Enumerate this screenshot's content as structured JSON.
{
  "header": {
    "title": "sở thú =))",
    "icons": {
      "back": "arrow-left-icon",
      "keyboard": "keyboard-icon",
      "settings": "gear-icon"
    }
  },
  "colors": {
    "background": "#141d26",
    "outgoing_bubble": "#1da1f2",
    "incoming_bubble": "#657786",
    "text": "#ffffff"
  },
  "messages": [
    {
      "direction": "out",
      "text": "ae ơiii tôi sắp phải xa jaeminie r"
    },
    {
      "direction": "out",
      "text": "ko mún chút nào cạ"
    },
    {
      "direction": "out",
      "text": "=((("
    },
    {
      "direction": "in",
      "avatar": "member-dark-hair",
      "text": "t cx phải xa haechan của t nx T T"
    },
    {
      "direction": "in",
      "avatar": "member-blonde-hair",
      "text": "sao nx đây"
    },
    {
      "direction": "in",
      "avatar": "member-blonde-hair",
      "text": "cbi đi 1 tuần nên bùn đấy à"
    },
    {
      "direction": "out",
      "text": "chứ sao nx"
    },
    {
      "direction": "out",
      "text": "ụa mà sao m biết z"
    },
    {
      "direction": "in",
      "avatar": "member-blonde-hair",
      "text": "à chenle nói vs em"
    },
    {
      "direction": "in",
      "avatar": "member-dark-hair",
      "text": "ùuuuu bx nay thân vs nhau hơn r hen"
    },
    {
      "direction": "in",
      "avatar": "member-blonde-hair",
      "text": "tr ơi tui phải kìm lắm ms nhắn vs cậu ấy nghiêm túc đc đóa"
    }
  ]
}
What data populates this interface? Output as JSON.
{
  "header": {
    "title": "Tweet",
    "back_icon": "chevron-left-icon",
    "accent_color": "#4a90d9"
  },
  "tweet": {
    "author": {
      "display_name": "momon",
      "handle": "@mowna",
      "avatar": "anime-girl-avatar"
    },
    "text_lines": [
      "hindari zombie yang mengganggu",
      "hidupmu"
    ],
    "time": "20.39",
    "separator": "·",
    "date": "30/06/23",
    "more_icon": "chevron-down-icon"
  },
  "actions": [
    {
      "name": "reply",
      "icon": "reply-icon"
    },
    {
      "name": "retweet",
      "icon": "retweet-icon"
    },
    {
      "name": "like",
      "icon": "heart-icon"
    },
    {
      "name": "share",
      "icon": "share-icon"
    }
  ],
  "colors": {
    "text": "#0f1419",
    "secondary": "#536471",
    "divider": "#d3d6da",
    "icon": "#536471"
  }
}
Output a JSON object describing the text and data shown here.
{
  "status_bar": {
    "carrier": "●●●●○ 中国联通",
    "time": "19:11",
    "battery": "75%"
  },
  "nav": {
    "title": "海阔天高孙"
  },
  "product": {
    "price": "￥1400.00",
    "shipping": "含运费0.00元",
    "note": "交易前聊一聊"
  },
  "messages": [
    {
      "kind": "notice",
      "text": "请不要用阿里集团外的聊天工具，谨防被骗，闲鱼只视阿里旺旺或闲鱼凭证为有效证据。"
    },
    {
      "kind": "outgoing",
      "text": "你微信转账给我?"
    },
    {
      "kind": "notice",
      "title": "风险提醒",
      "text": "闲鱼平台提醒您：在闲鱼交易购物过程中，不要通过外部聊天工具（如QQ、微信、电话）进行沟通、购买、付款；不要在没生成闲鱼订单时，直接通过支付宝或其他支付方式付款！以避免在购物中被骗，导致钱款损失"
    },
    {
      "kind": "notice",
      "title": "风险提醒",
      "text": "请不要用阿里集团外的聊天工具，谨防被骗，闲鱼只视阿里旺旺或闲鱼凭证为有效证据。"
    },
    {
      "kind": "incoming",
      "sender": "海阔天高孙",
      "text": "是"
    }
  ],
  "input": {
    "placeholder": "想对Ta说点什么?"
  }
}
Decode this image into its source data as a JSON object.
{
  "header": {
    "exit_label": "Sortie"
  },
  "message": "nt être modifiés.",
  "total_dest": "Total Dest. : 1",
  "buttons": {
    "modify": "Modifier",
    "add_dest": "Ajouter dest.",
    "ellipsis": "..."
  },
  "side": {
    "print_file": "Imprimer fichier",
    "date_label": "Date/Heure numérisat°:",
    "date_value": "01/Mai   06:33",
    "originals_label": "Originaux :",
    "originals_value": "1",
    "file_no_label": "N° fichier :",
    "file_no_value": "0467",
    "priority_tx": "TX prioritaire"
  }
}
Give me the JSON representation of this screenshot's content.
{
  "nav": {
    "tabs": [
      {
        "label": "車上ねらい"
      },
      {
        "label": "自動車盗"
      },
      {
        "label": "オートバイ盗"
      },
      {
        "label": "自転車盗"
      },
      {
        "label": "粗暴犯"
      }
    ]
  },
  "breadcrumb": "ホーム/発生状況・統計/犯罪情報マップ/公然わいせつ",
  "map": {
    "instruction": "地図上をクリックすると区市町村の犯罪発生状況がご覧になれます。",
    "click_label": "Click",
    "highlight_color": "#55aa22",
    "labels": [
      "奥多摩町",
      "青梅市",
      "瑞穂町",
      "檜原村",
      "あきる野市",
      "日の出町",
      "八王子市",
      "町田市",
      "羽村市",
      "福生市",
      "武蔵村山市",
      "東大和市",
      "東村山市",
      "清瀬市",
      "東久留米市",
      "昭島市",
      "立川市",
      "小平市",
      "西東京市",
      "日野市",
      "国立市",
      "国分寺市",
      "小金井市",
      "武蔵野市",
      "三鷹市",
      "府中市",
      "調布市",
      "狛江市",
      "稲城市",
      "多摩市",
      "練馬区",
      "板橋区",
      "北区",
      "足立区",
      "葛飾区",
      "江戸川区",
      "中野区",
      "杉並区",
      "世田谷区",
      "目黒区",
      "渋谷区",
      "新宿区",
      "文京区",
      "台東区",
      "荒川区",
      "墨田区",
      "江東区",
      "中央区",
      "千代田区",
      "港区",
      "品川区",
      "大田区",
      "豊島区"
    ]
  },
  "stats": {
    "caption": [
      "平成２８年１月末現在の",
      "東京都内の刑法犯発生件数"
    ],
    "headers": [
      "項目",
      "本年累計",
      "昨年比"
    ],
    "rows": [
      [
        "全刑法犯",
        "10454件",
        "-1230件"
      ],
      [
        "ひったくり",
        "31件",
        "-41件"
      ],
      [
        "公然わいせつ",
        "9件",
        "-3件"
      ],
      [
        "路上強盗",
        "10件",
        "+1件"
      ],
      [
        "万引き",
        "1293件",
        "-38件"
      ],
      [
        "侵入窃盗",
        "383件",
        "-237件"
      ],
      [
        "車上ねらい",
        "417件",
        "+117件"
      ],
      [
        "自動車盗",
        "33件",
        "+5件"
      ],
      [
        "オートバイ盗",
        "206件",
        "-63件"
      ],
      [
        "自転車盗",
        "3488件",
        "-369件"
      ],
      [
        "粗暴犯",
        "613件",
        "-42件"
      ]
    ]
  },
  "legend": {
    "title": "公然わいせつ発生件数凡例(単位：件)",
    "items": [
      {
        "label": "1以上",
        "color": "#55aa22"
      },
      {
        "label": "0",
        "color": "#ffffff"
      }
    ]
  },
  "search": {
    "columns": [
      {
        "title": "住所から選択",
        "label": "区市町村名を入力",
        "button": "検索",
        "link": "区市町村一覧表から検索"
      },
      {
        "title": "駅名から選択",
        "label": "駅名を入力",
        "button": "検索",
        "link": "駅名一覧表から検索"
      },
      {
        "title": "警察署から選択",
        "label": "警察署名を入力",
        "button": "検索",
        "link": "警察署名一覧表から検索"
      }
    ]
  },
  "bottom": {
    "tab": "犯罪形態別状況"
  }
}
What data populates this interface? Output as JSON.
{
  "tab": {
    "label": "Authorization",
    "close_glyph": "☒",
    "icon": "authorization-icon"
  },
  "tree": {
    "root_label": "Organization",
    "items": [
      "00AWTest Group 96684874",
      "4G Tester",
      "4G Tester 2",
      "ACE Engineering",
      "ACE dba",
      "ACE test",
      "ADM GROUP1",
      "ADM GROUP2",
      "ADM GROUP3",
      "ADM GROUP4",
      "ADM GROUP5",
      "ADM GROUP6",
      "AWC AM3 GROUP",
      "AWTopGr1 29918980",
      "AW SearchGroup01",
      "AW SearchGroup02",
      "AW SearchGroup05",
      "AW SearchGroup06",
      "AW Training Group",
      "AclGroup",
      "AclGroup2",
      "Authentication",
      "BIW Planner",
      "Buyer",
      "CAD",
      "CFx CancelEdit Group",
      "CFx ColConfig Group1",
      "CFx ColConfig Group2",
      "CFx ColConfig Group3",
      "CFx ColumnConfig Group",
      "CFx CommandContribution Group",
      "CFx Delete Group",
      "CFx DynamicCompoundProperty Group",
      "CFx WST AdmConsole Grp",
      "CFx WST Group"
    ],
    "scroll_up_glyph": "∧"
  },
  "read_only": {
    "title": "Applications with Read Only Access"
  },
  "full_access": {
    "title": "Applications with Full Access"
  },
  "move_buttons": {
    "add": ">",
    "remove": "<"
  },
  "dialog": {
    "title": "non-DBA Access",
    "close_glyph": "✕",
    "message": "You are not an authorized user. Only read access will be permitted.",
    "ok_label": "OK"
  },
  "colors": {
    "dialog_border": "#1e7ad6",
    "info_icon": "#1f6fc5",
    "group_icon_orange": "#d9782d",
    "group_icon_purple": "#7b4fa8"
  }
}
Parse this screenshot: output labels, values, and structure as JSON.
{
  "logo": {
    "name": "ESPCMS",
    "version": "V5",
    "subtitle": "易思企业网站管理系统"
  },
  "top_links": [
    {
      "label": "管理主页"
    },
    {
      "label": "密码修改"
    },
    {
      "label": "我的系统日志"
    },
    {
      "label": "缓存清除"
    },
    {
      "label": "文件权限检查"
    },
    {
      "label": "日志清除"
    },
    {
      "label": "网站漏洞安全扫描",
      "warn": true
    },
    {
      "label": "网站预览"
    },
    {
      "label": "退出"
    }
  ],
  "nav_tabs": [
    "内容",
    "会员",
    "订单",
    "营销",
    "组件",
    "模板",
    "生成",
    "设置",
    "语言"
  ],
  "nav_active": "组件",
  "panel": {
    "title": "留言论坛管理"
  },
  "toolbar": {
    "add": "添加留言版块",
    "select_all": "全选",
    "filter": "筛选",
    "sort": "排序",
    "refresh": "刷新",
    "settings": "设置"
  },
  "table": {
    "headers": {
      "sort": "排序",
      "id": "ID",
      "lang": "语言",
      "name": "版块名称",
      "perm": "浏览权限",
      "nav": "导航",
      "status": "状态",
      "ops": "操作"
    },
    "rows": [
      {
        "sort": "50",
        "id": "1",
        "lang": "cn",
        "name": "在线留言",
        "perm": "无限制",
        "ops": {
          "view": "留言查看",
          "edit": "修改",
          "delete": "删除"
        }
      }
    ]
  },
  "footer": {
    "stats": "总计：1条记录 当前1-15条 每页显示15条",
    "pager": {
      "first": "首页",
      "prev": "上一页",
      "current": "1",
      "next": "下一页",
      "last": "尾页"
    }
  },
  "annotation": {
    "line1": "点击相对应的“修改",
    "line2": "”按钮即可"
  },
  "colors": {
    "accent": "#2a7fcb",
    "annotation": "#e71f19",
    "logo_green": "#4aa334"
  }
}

◆ TASK DIRECTIONS ◆
Read through the data and copy every line where "content" shows up.

◆ PROBLEM SOLUTION ◆
Enumerate this screenshot's content as structured JSON.
Give me the JSON representation of this screenshot's content.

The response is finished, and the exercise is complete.